[Data entries]
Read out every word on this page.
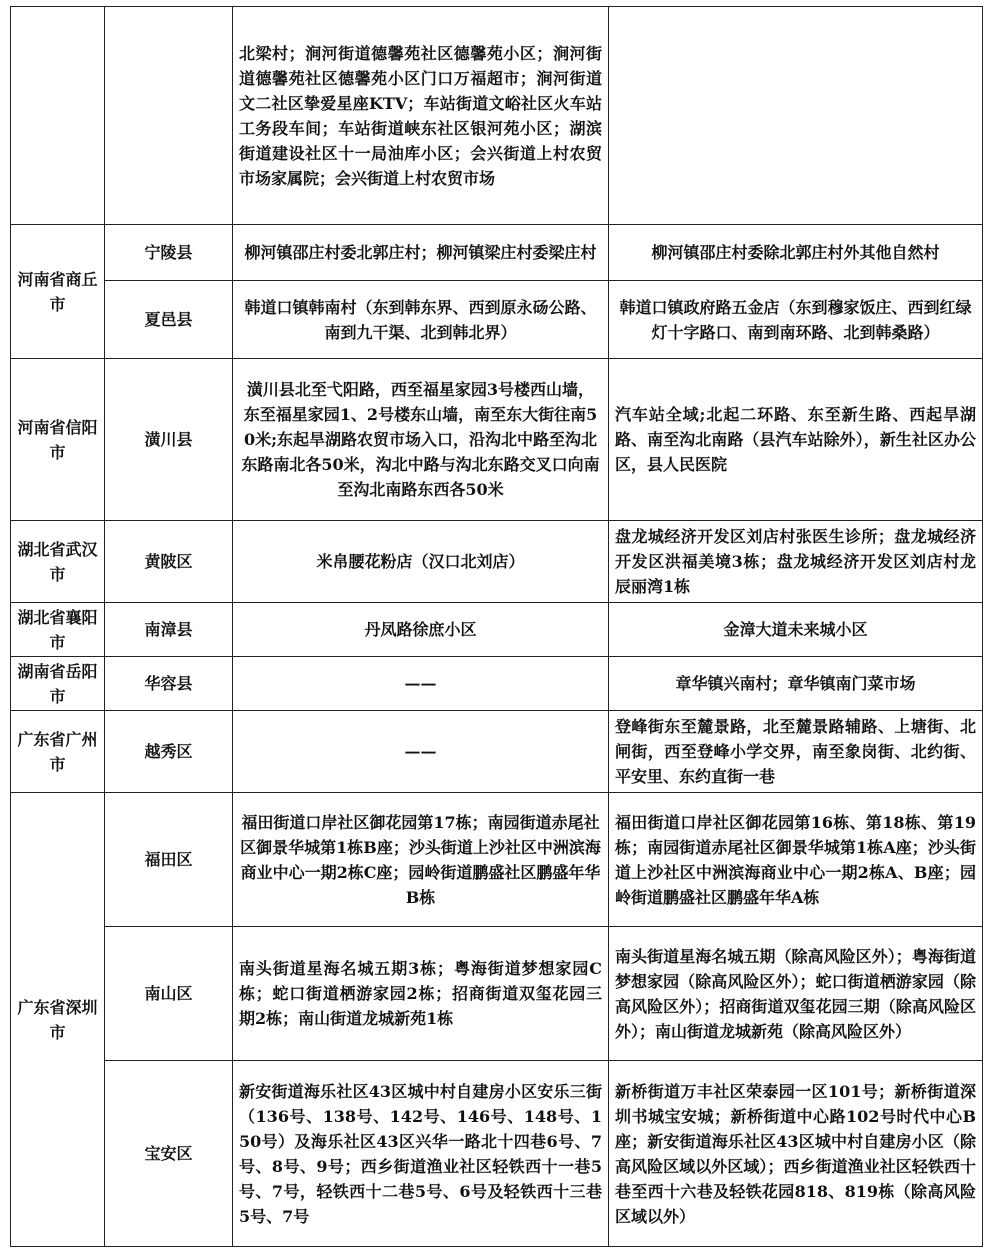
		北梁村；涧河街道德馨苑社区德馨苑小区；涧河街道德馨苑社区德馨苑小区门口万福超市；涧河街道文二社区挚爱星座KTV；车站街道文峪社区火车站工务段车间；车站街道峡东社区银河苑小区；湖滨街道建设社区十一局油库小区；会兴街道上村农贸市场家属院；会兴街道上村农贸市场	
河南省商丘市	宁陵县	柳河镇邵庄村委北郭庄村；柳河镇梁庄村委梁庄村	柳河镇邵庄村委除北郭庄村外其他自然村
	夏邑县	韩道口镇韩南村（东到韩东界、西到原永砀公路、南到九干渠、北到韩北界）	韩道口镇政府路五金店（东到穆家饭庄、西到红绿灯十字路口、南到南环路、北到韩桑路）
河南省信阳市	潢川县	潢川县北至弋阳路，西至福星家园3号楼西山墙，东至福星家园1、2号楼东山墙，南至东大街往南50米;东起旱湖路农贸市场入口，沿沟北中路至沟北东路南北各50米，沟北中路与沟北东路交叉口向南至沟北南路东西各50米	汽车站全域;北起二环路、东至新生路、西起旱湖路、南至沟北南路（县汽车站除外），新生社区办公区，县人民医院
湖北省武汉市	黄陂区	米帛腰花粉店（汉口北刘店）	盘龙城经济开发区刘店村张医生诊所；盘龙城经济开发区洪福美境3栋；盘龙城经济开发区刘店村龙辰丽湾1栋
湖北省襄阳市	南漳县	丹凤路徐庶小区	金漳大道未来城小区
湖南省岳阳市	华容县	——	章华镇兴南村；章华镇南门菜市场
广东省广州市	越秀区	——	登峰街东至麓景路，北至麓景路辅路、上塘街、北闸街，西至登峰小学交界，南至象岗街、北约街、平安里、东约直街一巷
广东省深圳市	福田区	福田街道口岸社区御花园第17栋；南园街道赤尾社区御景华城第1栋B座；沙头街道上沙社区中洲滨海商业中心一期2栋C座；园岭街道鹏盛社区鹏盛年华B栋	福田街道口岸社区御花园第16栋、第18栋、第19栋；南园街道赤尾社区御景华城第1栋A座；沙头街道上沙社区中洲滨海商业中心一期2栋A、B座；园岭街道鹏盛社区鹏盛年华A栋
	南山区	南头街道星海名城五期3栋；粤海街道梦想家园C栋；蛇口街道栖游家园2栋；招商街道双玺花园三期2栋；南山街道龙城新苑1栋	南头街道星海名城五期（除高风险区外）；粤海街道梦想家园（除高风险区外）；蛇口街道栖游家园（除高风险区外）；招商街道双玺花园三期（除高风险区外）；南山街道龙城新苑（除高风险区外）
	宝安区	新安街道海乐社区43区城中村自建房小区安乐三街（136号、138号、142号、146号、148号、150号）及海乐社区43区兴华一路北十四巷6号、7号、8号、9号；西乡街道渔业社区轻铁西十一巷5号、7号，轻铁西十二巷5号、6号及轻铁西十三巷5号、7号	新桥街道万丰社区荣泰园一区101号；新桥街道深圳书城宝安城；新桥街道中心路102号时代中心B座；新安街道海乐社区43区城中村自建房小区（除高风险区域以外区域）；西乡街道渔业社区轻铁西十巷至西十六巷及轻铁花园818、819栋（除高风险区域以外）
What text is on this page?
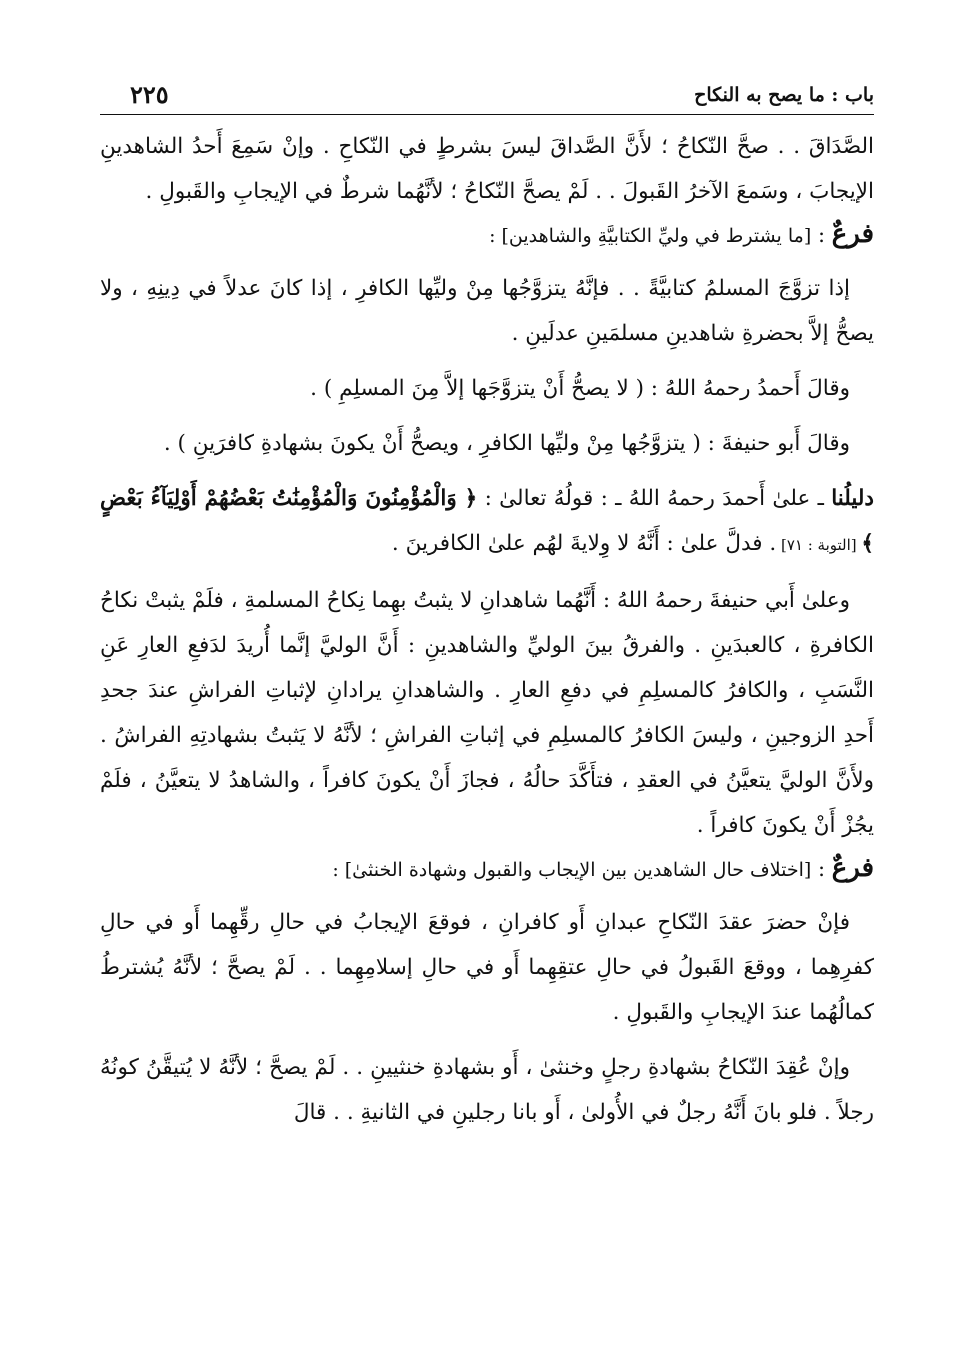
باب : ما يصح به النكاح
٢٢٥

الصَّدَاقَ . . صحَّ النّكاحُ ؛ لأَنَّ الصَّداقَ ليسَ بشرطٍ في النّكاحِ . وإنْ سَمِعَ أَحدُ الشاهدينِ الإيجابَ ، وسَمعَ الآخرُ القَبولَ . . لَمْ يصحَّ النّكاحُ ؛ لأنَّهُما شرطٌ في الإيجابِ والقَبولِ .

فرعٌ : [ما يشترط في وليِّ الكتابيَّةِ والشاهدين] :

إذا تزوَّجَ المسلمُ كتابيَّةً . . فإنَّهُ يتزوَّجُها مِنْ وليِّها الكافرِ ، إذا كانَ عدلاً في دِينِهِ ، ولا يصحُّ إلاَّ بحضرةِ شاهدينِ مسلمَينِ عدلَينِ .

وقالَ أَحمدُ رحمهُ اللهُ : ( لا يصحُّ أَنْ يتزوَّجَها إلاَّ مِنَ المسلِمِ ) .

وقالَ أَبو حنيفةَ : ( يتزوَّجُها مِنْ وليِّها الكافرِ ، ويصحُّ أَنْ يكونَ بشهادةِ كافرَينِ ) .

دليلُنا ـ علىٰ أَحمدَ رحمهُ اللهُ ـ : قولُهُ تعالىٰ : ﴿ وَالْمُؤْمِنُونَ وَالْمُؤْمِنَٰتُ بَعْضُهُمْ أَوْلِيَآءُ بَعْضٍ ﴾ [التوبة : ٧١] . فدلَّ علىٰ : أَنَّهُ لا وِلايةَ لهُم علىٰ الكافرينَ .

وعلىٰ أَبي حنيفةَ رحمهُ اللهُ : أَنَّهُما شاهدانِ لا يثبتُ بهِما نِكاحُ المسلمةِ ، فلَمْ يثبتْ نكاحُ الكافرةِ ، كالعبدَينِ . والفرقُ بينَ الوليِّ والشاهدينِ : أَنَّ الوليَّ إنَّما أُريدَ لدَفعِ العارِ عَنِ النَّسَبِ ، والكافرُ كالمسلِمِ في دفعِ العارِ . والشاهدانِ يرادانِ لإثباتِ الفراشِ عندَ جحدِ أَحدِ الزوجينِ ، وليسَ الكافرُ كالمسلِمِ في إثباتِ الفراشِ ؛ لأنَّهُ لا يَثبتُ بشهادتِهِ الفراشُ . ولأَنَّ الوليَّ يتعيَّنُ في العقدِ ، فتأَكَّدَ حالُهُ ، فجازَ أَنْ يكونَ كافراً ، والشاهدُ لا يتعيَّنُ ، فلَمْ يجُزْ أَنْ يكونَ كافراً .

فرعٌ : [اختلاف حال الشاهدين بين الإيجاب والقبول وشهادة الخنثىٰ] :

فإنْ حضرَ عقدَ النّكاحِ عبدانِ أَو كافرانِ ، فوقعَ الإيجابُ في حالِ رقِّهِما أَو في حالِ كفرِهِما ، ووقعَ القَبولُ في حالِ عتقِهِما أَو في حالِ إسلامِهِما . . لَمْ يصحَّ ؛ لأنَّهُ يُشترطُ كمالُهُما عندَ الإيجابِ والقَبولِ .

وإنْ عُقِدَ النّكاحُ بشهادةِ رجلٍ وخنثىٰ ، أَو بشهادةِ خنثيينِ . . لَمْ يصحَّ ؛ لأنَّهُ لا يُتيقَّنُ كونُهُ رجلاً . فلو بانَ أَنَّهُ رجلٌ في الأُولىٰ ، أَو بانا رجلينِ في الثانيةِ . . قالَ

Given instruction:
Scan the data above; copy every line where "يكون" appears.

Answer to this problem:
وقالَ أَبو حنيفةَ : ( يتزوَّجُها مِنْ وليِّها الكافرِ ، ويصحُّ أَنْ يكونَ بشهادةِ كافرَينِ ) .
وعلىٰ أَبي حنيفةَ رحمهُ اللهُ : أَنَّهُما شاهدانِ لا يثبتُ بهِما نِكاحُ المسلمةِ ، فلَمْ يثبتْ نكاحُ الكافرةِ ، كالعبدَينِ . والفرقُ بينَ الوليِّ والشاهدينِ : أَنَّ الوليَّ إنَّما أُريدَ لدَفعِ العارِ عَنِ النَّسَبِ ، والكافرُ كالمسلِمِ في دفعِ العارِ . والشاهدانِ يرادانِ لإثباتِ الفراشِ عندَ جحدِ أَحدِ الزوجينِ ، وليسَ الكافرُ كالمسلِمِ في إثباتِ الفراشِ ؛ لأنَّهُ لا يَثبتُ بشهادتِهِ الفراشُ . ولأَنَّ الوليَّ يتعيَّنُ في العقدِ ، فتأَكَّدَ حالُهُ ، فجازَ أَنْ يكونَ كافراً ، والشاهدُ لا يتعيَّنُ ، فلَمْ يجُزْ أَنْ يكونَ كافراً .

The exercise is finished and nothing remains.